▸ **What the task requires**
Convert the lines below into a JSON list of strings with one string per line, and leave out blank lines.

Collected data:
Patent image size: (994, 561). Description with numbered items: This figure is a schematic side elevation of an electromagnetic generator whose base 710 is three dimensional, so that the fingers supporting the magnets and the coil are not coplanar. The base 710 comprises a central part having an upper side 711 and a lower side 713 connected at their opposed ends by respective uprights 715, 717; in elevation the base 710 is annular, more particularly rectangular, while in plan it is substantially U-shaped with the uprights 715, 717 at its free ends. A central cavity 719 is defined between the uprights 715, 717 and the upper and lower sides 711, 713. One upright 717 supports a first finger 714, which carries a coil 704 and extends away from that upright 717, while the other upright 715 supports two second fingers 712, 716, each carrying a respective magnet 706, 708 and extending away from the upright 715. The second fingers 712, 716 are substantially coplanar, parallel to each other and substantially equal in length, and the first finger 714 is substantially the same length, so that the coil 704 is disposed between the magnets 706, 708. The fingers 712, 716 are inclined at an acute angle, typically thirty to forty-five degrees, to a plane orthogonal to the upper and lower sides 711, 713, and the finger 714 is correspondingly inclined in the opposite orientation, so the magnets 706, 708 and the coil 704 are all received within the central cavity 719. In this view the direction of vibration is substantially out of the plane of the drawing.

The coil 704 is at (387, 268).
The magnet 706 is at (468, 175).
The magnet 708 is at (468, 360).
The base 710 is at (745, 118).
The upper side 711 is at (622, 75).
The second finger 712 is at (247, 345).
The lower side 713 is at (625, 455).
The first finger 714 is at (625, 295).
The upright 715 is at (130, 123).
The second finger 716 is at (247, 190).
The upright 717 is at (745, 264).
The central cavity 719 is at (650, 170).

▸ **Solved exercise**
[
  "Patent image size: (994, 561). Description with numbered items: This figure is a schematic side elevation of an electromagnetic generator whose base 710 is three dimensional, so that the fingers supporting the magnets and the coil are not coplanar. The base 710 comprises a central part having an upper side 711 and a lower side 713 connected at their opposed ends by respective uprights 715, 717; in elevation the base 710 is annular, more particularly rectangular, while in plan it is substantially U-shaped with the uprights 715, 717 at its free ends. A central cavity 719 is defined between the uprights 715, 717 and the upper and lower sides 711, 713. One upright 717 supports a first finger 714, which carries a coil 704 and extends away from that upright 717, while the other upright 715 supports two second fingers 712, 716, each carrying a respective magnet 706, 708 and extending away from the upright 715. The second fingers 712, 716 are substantially coplanar, parallel to each other and substantially equal in length, and the first finger 714 is substantially the same length, so that the coil 704 is disposed between the magnets 706, 708. The fingers 712, 716 are inclined at an acute angle, typically thirty to forty-five degrees, to a plane orthogonal to the upper and lower sides 711, 713, and the finger 714 is correspondingly inclined in the opposite orientation, so the magnets 706, 708 and the coil 704 are all received within the central cavity 719. In this view the direction of vibration is substantially out of the plane of the drawing.",
  "The coil 704 is at (387, 268).",
  "The magnet 706 is at (468, 175).",
  "The magnet 708 is at (468, 360).",
  "The base 710 is at (745, 118).",
  "The upper side 711 is at (622, 75).",
  "The second finger 712 is at (247, 345).",
  "The lower side 713 is at (625, 455).",
  "The first finger 714 is at (625, 295).",
  "The upright 715 is at (130, 123).",
  "The second finger 716 is at (247, 190).",
  "The upright 717 is at (745, 264).",
  "The central cavity 719 is at (650, 170)."
]